Given instruction:
Scan the following material for the string "that" and copy each line in which it appears.

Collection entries
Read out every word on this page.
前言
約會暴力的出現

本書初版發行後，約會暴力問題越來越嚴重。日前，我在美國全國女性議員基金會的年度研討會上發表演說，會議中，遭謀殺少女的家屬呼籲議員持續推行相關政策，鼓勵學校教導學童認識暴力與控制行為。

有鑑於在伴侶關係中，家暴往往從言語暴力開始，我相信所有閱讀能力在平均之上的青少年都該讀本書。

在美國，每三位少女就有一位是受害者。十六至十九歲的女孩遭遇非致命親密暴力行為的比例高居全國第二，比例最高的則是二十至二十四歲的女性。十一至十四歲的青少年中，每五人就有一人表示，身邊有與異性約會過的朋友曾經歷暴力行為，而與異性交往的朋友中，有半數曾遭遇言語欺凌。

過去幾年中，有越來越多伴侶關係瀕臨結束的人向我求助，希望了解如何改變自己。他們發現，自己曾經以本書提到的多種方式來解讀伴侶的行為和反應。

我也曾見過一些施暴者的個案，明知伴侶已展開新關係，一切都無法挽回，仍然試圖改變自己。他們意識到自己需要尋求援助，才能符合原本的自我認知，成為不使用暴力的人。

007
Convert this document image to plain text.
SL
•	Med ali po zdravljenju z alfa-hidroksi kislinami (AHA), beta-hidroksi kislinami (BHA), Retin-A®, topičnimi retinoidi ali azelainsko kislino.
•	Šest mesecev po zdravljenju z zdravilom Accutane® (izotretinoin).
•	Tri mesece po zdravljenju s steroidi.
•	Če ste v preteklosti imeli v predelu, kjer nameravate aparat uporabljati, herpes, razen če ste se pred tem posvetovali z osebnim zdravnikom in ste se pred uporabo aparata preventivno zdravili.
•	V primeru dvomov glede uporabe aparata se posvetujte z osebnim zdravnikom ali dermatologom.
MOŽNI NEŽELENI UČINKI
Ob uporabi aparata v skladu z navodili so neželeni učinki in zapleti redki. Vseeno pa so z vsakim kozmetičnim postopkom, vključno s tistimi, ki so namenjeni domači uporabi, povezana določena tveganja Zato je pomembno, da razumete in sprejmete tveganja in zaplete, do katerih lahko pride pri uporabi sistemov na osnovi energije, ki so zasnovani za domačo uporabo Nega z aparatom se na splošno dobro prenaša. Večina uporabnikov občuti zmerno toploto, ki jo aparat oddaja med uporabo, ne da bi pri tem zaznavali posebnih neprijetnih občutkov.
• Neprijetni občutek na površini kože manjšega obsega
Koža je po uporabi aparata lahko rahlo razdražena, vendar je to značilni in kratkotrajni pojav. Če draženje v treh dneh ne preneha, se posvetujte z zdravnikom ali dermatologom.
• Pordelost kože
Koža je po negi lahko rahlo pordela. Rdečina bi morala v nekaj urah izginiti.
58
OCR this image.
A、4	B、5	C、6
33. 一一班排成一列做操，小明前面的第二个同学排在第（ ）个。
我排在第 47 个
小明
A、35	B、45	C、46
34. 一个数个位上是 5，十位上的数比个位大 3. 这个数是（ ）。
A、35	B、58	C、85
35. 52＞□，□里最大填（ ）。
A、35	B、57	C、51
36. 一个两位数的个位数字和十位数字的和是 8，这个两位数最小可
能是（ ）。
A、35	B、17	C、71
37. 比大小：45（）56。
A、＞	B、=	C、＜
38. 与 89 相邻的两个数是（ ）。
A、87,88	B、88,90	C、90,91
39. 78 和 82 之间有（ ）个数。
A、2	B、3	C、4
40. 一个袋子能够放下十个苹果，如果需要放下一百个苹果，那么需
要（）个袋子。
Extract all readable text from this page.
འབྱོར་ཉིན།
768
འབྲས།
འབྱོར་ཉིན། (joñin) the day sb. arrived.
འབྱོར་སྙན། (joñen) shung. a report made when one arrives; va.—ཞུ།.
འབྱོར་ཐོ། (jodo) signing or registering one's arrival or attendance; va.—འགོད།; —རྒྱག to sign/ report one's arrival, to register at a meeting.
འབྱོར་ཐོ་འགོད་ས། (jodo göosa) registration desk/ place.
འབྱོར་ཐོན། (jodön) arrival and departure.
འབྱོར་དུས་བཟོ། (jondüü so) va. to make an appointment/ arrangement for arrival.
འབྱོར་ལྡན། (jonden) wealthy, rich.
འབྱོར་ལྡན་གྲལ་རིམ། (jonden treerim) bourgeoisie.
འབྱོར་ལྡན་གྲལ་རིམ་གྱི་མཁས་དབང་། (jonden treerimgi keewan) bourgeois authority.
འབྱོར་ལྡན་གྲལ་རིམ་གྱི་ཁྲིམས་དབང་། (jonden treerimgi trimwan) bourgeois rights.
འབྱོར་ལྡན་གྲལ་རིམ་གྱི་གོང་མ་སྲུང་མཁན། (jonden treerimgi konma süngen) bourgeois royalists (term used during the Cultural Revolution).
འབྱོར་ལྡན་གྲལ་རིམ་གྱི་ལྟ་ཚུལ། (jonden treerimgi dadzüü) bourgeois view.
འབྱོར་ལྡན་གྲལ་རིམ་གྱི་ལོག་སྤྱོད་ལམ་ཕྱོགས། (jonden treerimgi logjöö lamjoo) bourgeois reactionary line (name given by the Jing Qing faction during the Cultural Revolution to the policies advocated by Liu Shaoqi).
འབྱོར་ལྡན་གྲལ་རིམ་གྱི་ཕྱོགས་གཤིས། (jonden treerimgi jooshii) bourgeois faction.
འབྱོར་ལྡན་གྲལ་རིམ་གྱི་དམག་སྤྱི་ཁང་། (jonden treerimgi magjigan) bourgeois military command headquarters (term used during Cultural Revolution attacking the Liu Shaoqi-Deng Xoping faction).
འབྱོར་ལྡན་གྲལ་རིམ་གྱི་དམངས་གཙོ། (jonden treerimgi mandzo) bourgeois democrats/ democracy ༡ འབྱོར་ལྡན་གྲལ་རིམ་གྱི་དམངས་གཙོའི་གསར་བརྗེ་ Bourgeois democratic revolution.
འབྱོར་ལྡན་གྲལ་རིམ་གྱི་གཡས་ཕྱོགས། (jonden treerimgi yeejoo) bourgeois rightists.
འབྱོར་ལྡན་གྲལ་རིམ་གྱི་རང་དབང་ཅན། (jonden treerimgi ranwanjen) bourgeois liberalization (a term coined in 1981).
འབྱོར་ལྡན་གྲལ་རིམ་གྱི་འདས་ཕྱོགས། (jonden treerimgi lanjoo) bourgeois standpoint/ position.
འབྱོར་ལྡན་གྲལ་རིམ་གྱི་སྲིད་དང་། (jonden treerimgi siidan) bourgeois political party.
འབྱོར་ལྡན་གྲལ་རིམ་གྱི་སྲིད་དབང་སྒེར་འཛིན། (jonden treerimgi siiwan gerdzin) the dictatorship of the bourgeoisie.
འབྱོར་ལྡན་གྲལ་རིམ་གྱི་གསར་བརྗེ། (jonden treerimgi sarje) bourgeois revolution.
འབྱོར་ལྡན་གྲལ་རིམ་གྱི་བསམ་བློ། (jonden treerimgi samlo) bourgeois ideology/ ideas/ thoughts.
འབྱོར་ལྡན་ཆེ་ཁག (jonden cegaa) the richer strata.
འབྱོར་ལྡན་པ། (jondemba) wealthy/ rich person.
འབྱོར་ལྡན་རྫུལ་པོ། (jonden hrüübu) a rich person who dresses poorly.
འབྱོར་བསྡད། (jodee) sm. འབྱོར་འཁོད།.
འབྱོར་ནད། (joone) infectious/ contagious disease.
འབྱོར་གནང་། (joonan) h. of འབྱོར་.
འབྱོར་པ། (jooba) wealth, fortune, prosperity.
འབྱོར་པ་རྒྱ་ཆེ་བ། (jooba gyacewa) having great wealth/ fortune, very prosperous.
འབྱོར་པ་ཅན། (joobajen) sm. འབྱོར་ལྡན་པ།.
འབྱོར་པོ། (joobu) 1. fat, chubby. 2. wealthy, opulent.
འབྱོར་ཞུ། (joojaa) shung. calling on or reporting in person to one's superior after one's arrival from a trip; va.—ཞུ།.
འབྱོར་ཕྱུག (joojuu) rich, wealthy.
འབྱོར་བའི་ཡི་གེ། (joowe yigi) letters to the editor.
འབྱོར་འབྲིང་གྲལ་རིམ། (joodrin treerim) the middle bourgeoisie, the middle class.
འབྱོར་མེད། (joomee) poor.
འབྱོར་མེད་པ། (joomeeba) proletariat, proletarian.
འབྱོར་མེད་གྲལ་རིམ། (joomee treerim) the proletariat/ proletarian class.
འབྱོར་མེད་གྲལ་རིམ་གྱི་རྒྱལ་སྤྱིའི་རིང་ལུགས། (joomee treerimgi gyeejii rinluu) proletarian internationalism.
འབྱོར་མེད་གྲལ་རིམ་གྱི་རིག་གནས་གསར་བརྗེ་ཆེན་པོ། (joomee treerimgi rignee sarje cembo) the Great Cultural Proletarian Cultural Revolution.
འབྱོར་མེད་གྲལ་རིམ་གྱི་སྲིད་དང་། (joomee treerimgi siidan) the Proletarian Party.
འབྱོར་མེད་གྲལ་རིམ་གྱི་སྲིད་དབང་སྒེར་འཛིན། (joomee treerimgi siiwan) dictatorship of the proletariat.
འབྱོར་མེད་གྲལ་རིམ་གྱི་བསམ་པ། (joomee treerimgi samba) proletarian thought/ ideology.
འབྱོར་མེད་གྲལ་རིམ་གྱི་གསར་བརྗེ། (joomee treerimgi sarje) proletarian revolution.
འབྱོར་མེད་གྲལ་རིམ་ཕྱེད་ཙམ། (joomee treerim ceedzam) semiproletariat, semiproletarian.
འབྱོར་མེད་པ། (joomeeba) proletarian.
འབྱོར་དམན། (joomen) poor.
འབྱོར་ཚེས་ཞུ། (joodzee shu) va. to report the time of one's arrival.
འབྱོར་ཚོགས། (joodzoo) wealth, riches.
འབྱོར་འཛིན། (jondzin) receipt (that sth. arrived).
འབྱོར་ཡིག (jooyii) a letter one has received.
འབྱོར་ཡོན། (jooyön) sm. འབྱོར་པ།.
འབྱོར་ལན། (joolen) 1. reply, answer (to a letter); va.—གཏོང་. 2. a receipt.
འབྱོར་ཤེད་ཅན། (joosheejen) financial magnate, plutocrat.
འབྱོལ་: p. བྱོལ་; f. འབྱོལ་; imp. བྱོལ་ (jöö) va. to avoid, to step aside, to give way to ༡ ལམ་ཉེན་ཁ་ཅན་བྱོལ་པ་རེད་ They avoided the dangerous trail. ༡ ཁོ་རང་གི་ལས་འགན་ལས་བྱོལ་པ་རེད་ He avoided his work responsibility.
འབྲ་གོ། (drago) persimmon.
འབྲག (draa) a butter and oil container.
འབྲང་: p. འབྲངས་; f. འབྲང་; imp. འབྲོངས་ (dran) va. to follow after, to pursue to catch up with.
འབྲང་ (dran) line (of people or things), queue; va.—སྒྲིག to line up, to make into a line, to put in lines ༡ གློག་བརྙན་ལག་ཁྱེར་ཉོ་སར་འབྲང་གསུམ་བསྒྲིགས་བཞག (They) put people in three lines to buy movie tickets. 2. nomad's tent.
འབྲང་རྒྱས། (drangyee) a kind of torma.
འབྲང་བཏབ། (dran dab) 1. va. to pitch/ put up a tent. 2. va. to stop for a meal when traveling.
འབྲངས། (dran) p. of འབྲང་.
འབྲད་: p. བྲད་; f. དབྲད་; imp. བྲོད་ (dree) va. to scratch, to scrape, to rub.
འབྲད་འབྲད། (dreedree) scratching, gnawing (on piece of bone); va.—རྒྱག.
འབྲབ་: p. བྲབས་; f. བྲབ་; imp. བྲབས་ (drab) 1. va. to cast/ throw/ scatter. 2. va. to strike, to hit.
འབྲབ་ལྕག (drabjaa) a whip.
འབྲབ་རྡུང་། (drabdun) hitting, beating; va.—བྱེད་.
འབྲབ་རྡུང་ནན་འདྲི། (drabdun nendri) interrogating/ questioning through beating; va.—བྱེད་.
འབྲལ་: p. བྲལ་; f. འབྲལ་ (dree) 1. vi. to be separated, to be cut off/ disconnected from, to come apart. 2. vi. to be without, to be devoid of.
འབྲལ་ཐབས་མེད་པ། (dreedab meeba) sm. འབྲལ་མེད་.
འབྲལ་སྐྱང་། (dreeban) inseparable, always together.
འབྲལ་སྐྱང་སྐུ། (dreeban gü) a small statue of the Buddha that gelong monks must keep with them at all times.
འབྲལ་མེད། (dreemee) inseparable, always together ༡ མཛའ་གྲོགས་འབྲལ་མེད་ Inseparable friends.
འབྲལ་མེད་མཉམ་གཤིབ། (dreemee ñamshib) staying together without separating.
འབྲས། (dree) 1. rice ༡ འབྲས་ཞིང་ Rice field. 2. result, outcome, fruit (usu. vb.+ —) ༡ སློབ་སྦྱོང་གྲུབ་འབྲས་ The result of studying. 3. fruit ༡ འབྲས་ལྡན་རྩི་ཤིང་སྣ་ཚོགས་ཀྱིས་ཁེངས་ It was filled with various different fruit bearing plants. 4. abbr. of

Answer to the problem:
འབྱོར་འཛིན། (jondzin) receipt (that sth. arrived).
འབྲལ་སྐྱང་སྐུ། (dreeban gü) a small statue of the Buddha that gelong monks must keep with them at all times.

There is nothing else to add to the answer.